**Request**
Locate every line in the records below that contains the word "JSON", and copy each one.
○ ○ ○ ○ ○ ○ ○
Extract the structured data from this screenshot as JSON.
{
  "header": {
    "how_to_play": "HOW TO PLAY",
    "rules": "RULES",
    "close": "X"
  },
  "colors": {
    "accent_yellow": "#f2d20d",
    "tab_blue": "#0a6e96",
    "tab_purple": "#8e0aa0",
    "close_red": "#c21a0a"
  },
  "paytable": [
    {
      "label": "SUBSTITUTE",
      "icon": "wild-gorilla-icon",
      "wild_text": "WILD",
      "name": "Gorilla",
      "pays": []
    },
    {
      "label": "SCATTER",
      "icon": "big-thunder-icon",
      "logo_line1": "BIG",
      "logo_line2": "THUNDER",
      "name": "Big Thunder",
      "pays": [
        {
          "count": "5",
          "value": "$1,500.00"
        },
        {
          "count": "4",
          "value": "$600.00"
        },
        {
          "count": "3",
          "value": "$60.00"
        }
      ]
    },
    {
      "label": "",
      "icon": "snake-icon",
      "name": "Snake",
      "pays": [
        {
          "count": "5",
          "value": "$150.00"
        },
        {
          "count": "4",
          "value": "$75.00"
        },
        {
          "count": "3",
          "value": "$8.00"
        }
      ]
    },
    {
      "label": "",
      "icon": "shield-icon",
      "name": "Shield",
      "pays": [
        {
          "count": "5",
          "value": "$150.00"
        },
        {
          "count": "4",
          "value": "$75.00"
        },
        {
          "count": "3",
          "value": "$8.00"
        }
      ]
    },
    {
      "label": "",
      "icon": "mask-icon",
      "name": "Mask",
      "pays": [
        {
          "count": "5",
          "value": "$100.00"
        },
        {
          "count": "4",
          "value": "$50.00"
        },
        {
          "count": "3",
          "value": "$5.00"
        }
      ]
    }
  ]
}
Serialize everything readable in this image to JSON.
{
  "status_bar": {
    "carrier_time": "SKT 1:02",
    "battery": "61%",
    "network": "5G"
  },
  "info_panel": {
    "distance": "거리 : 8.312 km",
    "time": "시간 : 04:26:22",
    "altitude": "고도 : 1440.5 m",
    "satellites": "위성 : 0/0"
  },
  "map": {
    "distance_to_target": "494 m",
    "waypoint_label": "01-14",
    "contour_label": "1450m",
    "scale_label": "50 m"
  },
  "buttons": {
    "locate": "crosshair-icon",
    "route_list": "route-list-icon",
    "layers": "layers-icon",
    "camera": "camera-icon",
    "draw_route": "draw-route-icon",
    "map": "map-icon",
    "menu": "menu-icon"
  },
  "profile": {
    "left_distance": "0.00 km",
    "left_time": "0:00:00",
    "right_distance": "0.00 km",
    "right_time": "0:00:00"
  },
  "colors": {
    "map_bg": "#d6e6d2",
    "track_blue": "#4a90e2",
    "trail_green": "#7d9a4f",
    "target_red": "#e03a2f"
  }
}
○ ○ ○ ○ ○ ○ ○
**Worked answer**
Extract the structured data from this screenshot as JSON.
Serialize everything readable in this image to JSON.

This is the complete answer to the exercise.